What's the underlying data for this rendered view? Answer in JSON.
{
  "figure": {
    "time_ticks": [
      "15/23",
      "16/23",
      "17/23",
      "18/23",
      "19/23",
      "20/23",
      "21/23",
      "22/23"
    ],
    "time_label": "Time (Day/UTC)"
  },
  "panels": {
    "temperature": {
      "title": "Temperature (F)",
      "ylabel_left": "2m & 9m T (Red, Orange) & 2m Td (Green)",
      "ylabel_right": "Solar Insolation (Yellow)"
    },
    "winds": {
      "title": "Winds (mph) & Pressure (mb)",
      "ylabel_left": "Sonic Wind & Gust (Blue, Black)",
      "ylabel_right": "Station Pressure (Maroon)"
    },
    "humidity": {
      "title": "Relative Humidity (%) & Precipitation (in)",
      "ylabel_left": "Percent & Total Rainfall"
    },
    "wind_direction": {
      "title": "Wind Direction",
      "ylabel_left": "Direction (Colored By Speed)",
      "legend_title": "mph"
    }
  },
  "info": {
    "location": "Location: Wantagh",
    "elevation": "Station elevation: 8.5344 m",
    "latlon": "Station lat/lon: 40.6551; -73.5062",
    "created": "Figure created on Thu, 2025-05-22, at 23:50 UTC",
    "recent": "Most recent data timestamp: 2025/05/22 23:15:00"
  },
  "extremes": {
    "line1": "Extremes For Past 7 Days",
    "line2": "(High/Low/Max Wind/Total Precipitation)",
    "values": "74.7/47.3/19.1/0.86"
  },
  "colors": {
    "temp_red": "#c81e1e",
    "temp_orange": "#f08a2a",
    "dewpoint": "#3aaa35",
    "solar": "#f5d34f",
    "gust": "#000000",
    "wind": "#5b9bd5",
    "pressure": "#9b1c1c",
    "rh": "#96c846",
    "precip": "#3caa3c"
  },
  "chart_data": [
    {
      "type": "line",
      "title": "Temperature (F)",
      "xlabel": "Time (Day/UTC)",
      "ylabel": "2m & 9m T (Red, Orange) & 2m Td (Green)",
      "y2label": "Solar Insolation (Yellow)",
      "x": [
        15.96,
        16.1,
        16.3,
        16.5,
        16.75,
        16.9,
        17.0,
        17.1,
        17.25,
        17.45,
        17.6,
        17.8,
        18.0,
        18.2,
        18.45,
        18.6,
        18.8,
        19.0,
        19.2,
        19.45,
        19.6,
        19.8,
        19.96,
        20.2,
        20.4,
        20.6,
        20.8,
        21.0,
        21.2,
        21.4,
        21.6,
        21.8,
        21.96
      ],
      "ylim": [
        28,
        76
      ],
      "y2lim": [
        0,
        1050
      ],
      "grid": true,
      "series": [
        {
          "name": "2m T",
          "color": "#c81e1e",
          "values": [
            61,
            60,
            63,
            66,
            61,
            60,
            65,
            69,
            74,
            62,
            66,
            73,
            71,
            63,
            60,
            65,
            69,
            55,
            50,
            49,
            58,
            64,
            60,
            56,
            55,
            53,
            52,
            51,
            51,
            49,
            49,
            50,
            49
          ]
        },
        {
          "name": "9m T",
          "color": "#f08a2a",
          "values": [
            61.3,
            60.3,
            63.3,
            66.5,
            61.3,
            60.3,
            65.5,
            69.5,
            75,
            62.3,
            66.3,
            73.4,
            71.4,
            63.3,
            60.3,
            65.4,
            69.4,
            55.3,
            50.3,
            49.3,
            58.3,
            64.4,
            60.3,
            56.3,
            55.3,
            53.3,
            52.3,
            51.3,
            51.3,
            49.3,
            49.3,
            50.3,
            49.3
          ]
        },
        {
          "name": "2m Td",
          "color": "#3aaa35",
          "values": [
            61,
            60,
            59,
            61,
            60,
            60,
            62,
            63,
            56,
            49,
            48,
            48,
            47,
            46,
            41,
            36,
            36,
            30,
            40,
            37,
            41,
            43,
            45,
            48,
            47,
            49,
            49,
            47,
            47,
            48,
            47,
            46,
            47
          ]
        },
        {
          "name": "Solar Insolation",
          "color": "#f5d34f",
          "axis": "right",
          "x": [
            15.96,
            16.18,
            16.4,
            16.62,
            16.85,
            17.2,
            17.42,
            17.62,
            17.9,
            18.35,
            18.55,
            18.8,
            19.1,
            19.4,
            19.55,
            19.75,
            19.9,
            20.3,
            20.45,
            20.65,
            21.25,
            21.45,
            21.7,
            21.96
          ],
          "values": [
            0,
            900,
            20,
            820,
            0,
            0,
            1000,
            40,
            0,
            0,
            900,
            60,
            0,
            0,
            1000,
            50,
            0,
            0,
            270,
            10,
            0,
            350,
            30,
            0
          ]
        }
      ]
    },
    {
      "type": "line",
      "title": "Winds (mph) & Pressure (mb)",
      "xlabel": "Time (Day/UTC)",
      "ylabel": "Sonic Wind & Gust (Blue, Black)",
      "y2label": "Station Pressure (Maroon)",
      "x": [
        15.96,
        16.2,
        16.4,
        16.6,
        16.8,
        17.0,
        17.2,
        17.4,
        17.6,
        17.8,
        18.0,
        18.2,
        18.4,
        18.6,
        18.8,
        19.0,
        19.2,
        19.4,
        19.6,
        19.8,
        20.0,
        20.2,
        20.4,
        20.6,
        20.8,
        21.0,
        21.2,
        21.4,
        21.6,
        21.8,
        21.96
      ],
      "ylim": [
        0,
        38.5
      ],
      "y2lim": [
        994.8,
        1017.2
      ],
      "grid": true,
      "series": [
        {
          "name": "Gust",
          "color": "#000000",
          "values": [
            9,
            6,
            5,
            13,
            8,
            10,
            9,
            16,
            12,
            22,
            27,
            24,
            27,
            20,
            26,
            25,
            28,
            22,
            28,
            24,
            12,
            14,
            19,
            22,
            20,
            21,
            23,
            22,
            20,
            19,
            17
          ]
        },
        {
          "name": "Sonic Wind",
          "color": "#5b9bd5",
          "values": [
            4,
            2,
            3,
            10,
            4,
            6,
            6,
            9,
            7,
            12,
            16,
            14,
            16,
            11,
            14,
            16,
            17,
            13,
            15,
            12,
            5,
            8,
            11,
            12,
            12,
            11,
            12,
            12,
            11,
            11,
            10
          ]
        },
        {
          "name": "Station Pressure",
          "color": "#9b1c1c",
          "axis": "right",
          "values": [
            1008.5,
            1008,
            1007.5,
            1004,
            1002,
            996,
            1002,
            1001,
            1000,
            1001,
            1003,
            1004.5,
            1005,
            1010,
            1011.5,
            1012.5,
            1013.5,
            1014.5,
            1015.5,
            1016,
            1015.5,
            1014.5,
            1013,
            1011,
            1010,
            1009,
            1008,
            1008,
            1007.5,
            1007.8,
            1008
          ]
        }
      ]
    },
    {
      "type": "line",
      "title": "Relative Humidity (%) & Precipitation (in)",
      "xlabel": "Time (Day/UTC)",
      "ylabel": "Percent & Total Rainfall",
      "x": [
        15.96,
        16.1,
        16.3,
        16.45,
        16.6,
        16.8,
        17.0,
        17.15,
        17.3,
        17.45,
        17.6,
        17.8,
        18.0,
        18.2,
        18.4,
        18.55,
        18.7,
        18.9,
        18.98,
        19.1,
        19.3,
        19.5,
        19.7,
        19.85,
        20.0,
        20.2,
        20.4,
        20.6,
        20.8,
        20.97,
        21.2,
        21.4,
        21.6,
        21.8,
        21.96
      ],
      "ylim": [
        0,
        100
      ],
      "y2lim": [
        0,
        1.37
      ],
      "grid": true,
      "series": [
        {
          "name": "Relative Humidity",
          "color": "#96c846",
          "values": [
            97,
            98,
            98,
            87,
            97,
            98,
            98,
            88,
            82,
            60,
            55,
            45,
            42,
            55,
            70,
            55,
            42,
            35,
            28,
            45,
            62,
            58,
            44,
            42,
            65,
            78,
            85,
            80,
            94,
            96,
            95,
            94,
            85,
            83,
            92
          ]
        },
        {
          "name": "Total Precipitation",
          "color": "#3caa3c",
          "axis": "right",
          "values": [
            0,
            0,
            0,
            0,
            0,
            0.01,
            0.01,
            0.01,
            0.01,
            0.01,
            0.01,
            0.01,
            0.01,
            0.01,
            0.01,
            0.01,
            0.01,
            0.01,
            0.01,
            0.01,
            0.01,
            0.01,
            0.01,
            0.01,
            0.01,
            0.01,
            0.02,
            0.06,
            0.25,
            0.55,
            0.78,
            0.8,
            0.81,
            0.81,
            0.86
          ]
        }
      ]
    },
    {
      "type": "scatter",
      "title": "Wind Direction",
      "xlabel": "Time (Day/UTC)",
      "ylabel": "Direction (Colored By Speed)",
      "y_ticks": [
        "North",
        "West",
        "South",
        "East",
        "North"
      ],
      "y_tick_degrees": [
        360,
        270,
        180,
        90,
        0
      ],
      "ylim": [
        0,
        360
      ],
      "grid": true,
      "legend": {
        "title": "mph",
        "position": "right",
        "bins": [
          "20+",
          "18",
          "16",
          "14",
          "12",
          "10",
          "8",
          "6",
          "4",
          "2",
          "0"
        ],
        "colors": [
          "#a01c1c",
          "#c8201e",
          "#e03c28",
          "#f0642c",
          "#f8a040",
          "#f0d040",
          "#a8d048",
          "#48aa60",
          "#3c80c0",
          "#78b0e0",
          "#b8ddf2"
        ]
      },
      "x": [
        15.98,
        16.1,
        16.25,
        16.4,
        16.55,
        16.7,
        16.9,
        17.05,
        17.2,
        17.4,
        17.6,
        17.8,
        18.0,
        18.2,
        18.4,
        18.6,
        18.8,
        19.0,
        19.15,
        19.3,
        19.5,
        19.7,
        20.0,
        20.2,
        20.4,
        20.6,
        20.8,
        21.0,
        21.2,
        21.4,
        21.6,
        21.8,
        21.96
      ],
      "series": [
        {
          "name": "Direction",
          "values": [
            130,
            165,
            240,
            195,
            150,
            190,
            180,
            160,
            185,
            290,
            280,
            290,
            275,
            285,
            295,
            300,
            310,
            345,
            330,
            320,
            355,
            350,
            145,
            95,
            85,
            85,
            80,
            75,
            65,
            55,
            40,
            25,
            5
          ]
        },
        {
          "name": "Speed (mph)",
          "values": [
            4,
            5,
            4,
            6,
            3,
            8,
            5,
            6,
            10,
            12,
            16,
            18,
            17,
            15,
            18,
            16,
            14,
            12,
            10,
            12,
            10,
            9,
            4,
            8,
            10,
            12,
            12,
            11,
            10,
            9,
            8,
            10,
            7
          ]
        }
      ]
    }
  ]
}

*The request*. Check each line of the data above for the word "Green" and say how many lines have it. Give the number alone.

*Correct result*. 2